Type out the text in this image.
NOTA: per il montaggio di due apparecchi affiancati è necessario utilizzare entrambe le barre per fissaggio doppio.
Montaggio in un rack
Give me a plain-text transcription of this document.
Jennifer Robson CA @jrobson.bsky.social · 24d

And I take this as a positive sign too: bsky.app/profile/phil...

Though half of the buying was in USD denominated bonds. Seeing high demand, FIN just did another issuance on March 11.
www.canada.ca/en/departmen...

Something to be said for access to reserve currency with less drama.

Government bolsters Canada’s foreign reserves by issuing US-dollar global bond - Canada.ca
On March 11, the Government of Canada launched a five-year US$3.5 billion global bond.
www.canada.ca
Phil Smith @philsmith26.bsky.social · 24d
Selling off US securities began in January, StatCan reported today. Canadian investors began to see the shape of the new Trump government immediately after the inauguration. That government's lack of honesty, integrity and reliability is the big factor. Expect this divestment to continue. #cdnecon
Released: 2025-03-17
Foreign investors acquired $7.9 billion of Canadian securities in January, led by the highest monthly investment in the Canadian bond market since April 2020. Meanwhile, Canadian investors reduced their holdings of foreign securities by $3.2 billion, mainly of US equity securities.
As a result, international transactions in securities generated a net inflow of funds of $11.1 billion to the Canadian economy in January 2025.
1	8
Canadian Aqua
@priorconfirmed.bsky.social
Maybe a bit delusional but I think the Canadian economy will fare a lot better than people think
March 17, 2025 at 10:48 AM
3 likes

****

#### [YOUR TASK]
Transcribe each entry exactly.

#### [EXERCISE SOLUTION]
Type out the text in this image.
NOTA: per il montaggio di due apparecchi affiancati è necessario utilizzare entrambe le barre per fissaggio doppio.
Montaggio in un rack
Give me a plain-text transcription of this document.
Jennifer Robson CA @jrobson.bsky.social · 24d

And I take this as a positive sign too: bsky.app/profile/phil...

Though half of the buying was in USD denominated bonds. Seeing high demand, FIN just did another issuance on March 11.
www.canada.ca/en/departmen...

Something to be said for access to reserve currency with less drama.

Government bolsters Canada’s foreign reserves by issuing US-dollar global bond - Canada.ca
On March 11, the Government of Canada launched a five-year US$3.5 billion global bond.
www.canada.ca
Phil Smith @philsmith26.bsky.social · 24d
Selling off US securities began in January, StatCan reported today. Canadian investors began to see the shape of the new Trump government immediately after the inauguration. That government's lack of honesty, integrity and reliability is the big factor. Expect this divestment to continue. #cdnecon
Released: 2025-03-17
Foreign investors acquired $7.9 billion of Canadian securities in January, led by the highest monthly investment in the Canadian bond market since April 2020. Meanwhile, Canadian investors reduced their holdings of foreign securities by $3.2 billion, mainly of US equity securities.
As a result, international transactions in securities generated a net inflow of funds of $11.1 billion to the Canadian economy in January 2025.
1	8
Canadian Aqua
@priorconfirmed.bsky.social
Maybe a bit delusional but I think the Canadian economy will fare a lot better than people think
March 17, 2025 at 10:48 AM
3 likes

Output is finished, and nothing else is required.